## SHORT TASK
Locate every line in the material below that has the word "function". Copy each of those lines.

## SUPPLIED RECORDS
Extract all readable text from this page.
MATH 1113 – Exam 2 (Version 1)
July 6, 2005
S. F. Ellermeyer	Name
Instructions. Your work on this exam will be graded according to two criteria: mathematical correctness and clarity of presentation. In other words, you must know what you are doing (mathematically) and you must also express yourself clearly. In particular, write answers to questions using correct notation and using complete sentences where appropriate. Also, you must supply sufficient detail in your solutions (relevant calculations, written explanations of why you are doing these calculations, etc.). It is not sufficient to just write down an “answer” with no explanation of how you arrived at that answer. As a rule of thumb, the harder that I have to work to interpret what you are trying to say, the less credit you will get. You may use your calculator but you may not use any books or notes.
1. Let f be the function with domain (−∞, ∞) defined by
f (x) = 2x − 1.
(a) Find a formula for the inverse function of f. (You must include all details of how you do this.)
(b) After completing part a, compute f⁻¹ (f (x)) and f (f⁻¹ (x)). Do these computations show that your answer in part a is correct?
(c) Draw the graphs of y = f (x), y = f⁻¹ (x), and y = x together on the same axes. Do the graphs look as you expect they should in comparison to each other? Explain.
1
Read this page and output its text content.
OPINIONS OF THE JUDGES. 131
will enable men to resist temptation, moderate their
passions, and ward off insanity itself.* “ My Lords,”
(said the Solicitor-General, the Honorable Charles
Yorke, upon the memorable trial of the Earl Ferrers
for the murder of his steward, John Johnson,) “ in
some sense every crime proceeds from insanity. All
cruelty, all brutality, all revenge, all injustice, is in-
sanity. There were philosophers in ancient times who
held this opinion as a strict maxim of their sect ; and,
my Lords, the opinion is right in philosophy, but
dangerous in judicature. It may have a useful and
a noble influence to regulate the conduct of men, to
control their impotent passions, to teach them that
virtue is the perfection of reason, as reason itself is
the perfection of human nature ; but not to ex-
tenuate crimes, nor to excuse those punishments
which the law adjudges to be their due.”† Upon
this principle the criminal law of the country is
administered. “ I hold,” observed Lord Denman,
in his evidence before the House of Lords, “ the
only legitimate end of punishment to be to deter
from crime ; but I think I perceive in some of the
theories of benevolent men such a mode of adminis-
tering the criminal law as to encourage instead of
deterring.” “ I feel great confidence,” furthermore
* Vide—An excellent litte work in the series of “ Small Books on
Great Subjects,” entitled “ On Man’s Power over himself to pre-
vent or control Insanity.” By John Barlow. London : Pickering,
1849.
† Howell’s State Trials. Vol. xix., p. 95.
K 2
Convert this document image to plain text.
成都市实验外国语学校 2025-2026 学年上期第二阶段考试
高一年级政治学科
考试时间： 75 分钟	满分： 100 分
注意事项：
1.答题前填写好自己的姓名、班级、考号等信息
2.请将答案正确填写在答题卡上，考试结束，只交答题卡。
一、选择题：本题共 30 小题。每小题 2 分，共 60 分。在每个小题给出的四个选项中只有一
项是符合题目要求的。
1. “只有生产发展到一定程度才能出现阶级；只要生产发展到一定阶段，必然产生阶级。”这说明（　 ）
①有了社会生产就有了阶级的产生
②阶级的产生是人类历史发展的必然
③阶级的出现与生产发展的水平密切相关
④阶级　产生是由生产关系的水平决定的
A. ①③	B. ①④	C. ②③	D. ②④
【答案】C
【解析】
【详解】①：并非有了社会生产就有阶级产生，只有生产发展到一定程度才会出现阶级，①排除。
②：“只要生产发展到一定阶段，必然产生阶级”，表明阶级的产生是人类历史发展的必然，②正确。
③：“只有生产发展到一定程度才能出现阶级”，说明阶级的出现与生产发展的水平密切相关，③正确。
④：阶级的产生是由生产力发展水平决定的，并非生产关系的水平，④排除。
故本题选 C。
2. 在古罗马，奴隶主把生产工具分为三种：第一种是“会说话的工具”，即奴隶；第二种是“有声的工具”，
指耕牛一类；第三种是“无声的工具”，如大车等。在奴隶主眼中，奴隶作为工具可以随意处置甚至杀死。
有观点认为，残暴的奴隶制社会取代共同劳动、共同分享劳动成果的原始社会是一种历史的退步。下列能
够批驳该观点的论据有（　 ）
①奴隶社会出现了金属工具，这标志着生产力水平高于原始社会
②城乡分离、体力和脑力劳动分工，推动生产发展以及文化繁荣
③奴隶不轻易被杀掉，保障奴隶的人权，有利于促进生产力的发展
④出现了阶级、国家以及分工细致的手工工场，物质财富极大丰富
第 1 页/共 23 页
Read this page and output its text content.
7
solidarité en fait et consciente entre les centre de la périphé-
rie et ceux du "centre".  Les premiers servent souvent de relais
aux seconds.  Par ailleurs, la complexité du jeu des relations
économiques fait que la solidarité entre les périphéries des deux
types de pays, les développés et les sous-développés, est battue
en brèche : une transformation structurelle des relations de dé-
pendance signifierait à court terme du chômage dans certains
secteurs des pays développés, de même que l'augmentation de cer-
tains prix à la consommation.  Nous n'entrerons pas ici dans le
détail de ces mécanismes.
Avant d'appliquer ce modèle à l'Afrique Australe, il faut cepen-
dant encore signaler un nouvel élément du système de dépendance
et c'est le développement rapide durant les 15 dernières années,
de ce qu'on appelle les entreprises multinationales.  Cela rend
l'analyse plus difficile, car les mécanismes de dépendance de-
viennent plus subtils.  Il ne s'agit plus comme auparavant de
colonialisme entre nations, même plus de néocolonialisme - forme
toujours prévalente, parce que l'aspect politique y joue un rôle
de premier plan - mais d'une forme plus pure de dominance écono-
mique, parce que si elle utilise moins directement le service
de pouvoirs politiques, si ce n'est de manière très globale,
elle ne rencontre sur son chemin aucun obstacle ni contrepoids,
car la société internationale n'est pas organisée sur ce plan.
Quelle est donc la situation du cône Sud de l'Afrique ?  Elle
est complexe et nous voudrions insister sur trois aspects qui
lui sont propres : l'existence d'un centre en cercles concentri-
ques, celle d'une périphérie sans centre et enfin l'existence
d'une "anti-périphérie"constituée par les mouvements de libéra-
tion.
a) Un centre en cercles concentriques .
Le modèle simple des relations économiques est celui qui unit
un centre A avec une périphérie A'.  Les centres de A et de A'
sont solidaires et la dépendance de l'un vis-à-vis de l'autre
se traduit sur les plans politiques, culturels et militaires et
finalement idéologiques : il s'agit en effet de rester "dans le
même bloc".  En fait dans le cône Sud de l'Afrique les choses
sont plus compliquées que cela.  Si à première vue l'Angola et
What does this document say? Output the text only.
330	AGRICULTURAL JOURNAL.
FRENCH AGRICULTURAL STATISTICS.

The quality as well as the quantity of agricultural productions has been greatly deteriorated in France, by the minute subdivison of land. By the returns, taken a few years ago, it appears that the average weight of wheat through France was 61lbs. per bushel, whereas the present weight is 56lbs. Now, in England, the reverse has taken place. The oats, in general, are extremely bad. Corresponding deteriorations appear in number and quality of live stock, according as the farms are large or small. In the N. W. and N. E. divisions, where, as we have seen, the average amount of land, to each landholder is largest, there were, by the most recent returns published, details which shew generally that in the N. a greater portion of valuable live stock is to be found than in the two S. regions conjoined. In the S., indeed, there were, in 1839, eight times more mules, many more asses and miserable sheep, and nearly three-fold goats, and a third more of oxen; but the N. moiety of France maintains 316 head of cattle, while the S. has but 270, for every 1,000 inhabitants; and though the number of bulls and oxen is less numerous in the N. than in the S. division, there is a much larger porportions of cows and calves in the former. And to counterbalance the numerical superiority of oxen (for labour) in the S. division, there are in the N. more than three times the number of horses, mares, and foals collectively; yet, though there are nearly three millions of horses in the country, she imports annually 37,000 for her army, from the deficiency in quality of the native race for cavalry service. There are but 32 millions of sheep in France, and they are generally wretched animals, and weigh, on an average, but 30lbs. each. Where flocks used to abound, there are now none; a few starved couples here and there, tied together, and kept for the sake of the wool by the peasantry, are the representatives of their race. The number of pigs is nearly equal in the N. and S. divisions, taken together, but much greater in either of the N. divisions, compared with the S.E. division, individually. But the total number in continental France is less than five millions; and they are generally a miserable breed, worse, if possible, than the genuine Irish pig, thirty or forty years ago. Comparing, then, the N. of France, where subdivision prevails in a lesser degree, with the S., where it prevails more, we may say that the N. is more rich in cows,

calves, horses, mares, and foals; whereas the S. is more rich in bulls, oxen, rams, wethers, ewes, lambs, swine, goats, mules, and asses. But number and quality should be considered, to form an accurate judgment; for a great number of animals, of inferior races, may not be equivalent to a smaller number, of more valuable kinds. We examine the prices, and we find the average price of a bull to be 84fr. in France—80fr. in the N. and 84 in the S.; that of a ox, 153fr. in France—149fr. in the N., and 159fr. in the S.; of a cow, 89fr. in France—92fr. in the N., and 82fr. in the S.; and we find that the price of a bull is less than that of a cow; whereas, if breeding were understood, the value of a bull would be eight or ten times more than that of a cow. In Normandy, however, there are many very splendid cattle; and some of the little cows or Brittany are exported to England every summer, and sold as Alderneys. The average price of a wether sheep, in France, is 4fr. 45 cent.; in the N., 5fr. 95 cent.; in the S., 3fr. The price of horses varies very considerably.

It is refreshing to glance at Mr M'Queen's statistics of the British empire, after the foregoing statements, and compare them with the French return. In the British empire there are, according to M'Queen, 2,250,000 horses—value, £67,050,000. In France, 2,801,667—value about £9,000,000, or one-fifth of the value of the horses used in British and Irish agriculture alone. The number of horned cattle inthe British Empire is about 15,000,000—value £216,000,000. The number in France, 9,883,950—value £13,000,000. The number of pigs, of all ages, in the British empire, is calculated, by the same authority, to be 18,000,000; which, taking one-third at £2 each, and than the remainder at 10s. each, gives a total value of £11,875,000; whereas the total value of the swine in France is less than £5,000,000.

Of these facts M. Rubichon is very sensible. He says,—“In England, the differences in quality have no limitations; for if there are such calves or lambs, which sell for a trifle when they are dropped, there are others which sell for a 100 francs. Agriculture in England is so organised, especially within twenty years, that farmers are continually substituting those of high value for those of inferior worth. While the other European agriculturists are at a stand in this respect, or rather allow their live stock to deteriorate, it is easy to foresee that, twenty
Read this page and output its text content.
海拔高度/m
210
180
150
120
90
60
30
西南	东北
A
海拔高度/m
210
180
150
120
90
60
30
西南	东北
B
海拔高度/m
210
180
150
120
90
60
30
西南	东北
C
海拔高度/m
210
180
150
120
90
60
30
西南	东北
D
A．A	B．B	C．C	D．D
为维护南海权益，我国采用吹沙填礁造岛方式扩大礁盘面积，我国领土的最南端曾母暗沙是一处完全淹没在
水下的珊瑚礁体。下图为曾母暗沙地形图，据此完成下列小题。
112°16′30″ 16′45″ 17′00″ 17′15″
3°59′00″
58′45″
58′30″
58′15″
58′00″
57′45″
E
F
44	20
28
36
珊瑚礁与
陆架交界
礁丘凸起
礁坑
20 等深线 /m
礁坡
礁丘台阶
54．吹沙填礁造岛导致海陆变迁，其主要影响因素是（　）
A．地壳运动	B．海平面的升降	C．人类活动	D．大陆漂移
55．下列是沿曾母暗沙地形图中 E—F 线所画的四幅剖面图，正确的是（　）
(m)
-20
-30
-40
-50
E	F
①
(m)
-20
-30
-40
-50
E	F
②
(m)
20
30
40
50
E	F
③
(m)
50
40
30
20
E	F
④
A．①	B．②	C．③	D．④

## THE REPLY
1. Let f be the function with domain (−∞, ∞) defined by
(a) Find a formula for the inverse function of f. (You must include all details of how you do this.)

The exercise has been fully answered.